(Data entries)
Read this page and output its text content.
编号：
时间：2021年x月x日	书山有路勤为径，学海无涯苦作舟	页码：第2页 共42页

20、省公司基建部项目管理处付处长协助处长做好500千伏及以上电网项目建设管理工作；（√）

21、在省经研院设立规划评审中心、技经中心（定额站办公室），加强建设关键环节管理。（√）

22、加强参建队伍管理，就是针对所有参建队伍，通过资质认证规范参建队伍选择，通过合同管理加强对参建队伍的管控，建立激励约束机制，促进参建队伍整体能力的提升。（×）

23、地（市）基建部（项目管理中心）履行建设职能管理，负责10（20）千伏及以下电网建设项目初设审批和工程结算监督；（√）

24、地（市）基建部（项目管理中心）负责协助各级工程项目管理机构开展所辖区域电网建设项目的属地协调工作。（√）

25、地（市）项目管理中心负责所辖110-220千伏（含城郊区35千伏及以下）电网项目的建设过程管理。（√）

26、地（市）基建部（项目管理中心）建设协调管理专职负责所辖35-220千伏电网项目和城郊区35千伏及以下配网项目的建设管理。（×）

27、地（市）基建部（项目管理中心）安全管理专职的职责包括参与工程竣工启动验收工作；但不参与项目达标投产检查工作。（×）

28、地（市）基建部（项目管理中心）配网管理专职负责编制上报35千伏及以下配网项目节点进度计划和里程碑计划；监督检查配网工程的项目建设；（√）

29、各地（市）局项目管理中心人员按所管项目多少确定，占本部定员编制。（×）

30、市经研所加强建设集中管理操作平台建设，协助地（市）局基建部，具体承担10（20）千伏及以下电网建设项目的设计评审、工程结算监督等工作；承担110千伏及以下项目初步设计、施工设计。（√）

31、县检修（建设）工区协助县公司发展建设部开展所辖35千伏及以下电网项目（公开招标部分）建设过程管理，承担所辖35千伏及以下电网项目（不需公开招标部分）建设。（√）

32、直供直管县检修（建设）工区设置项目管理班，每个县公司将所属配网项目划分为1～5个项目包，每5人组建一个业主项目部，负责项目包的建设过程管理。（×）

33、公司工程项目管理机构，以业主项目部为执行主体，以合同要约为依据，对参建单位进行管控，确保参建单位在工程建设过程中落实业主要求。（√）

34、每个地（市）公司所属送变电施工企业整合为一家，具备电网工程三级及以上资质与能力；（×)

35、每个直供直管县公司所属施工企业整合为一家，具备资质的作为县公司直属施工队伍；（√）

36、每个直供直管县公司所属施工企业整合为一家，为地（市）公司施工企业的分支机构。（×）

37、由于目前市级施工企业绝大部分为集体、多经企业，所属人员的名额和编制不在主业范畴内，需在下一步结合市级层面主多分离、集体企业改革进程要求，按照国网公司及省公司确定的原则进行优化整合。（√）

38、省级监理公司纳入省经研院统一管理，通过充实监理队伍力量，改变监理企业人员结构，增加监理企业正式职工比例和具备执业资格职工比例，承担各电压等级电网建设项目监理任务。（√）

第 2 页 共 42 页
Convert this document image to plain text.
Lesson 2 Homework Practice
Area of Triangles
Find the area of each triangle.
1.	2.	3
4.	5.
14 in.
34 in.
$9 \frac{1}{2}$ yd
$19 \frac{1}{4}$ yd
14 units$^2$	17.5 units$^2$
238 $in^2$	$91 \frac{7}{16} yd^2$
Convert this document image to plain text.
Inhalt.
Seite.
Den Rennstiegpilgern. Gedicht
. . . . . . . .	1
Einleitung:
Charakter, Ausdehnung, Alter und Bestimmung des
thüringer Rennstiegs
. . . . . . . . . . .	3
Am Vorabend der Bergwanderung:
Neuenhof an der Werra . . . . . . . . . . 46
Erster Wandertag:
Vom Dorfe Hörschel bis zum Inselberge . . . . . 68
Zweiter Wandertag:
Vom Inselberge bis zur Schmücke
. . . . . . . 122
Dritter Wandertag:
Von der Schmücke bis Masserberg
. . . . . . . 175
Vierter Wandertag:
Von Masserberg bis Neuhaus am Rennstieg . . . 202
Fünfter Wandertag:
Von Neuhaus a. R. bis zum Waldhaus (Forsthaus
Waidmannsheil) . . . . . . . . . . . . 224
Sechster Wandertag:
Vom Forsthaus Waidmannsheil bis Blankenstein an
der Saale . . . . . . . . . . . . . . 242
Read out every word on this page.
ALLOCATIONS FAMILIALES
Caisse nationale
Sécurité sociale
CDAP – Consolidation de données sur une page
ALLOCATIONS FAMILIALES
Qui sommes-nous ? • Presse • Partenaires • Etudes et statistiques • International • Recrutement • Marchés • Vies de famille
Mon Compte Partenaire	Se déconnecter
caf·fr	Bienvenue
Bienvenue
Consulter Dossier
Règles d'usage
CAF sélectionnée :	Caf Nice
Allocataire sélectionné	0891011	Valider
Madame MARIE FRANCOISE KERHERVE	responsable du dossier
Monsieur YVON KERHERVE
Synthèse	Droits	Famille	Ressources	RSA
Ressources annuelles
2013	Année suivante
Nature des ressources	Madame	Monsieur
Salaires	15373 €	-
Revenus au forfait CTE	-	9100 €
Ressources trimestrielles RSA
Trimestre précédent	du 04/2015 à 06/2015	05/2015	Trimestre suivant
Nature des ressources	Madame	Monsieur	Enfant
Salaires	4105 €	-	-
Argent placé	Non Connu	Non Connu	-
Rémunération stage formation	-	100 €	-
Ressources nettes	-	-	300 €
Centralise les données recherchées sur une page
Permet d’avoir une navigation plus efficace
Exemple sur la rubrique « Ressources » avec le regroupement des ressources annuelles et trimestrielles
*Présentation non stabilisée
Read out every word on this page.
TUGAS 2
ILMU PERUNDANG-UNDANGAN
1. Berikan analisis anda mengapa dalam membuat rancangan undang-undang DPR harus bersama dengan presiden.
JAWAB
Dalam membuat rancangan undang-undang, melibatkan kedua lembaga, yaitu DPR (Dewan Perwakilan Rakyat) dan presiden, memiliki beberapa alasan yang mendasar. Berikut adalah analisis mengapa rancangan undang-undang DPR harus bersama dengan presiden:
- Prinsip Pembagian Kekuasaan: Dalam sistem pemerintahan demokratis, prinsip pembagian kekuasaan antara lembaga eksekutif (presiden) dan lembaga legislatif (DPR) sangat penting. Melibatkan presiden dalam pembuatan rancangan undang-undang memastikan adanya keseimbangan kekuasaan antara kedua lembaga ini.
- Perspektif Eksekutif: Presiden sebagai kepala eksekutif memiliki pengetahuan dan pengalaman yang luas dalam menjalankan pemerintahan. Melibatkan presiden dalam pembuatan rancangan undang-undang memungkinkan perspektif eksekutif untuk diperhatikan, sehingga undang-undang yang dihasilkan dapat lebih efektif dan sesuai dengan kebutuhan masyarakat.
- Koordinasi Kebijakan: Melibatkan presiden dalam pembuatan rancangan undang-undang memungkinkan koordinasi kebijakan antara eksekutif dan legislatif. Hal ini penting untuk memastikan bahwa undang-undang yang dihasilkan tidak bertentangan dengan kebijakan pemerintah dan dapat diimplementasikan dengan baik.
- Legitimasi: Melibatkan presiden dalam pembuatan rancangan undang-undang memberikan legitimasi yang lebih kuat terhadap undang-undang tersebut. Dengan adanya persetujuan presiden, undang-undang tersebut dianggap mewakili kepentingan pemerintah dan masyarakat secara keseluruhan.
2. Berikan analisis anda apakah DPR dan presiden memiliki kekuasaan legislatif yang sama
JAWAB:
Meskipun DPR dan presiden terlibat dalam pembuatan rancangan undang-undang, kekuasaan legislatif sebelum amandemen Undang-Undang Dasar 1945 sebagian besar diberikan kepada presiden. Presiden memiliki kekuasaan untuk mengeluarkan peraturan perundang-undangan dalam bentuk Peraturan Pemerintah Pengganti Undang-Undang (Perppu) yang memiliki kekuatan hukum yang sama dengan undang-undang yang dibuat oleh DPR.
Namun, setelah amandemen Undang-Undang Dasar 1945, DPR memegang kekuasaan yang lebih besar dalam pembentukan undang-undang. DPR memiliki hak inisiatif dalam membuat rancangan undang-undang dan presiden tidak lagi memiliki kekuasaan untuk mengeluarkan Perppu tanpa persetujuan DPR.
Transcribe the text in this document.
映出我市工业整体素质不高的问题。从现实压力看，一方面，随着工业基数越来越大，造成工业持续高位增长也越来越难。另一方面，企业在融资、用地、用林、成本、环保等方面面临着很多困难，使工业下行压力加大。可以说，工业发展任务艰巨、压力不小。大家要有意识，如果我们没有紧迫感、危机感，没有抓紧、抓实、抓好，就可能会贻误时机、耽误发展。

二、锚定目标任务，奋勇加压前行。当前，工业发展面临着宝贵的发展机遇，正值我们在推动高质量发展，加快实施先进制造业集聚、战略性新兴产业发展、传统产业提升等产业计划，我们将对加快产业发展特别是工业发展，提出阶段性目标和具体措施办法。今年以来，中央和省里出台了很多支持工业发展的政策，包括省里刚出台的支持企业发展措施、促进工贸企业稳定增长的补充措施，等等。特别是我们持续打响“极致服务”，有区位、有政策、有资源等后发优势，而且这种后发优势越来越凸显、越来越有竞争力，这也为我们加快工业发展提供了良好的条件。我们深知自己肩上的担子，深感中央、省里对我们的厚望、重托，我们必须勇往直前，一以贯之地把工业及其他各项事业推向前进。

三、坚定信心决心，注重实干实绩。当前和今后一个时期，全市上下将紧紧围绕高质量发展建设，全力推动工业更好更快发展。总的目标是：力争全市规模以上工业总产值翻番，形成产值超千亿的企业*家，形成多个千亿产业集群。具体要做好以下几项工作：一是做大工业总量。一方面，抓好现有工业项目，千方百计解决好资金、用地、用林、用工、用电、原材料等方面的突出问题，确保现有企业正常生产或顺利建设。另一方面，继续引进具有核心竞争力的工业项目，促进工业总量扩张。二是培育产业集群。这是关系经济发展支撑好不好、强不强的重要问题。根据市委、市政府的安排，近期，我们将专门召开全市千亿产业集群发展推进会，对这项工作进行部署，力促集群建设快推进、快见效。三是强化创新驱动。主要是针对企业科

THE REQUEST -
Select every line where the word "trimestrielles" occurs.

OUTPUT FOR THIS EXERCISE -
Ressources trimestrielles RSA
Exemple sur la rubrique « Ressources » avec le regroupement des ressources annuelles et trimestrielles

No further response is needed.